■ **WRITTEN REQUEST**
Report every line in the listing that contains the string "name".

start THE INPUT

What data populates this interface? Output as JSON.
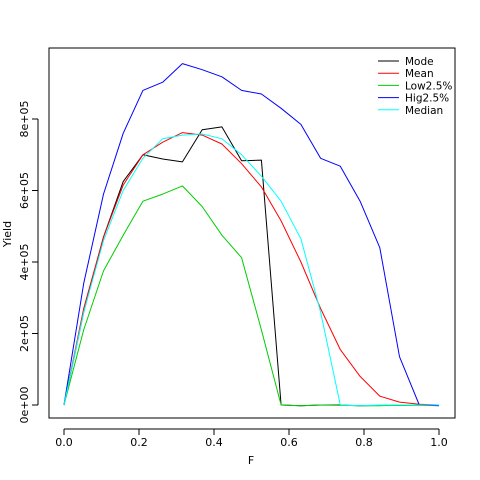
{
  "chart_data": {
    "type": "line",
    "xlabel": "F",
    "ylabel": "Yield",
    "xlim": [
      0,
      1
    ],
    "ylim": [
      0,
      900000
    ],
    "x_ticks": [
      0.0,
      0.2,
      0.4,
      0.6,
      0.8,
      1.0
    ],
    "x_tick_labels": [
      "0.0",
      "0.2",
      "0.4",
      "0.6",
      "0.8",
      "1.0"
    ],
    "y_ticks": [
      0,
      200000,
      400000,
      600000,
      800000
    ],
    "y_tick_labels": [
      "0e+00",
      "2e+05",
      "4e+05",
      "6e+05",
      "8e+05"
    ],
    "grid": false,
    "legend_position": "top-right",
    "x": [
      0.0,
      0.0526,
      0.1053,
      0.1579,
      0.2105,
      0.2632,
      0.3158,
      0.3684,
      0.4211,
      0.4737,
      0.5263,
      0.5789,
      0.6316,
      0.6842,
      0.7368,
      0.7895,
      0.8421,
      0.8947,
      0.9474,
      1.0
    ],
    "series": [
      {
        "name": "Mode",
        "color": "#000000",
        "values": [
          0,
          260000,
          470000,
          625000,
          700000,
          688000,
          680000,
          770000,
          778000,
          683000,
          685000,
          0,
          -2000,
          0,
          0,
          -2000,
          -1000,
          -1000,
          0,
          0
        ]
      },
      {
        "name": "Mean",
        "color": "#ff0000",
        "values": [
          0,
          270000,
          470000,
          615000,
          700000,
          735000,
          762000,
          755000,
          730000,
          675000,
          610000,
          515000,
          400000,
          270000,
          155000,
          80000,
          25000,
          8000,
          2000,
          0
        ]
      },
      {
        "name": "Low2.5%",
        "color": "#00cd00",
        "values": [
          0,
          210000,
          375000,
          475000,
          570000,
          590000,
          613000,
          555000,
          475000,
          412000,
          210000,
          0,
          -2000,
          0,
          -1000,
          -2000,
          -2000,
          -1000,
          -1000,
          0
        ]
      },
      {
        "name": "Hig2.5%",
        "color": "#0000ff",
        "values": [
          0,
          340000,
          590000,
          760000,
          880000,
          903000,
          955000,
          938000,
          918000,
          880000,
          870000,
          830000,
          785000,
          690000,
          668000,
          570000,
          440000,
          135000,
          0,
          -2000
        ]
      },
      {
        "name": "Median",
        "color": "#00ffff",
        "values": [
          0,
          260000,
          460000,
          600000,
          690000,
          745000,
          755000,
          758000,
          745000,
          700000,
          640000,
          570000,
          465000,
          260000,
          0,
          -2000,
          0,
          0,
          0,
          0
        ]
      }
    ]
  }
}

end THE INPUT
start THE INPUT

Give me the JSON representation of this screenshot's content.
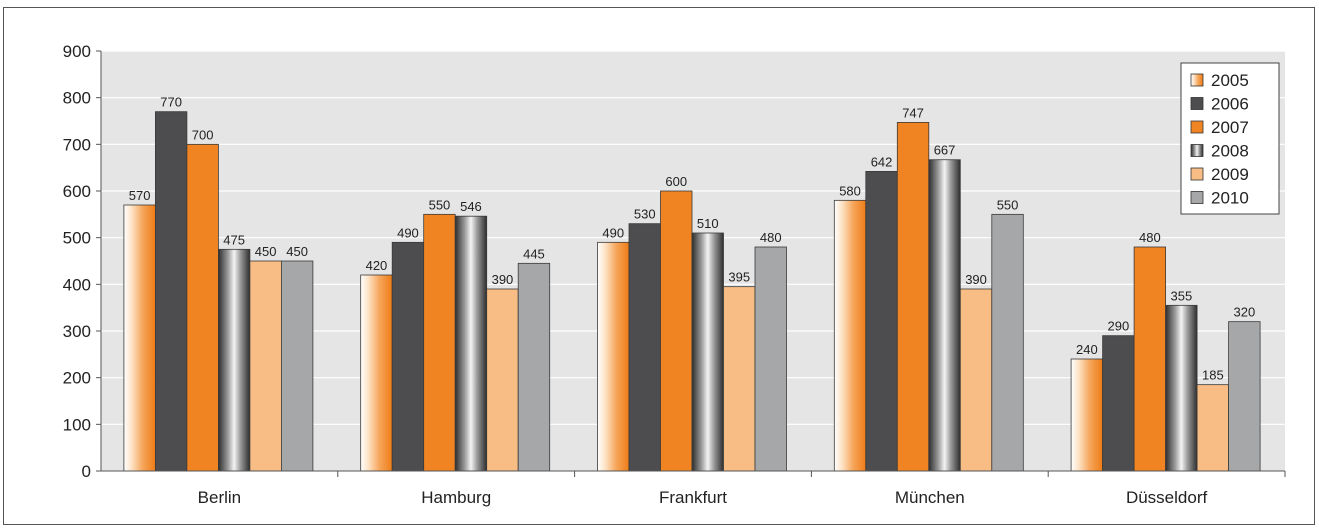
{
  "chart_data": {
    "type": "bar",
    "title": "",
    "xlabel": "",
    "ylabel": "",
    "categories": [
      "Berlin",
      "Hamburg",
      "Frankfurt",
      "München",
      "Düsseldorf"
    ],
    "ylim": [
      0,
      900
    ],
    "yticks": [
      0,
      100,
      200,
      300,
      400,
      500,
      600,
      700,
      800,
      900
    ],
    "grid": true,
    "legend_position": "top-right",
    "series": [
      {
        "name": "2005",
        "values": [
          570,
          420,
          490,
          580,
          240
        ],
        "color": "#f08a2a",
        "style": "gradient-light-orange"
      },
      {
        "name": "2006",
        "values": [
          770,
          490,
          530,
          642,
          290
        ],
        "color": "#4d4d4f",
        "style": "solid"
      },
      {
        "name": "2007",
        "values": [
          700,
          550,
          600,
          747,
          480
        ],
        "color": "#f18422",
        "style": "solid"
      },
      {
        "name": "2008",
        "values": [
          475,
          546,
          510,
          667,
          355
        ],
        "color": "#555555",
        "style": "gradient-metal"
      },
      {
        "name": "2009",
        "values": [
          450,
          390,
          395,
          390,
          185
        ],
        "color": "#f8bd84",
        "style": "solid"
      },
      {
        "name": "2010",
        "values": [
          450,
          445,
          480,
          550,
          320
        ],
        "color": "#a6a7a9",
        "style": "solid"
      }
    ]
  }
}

end THE INPUT

■ **ANSWER FOR THIS EXERCISE**
        "name": "Mode",
        "name": "Mean",
        "name": "Low2.5%",
        "name": "Hig2.5%",
        "name": "Median",
        "name": "2005",
        "name": "2006",
        "name": "2007",
        "name": "2008",
        "name": "2009",
        "name": "2010",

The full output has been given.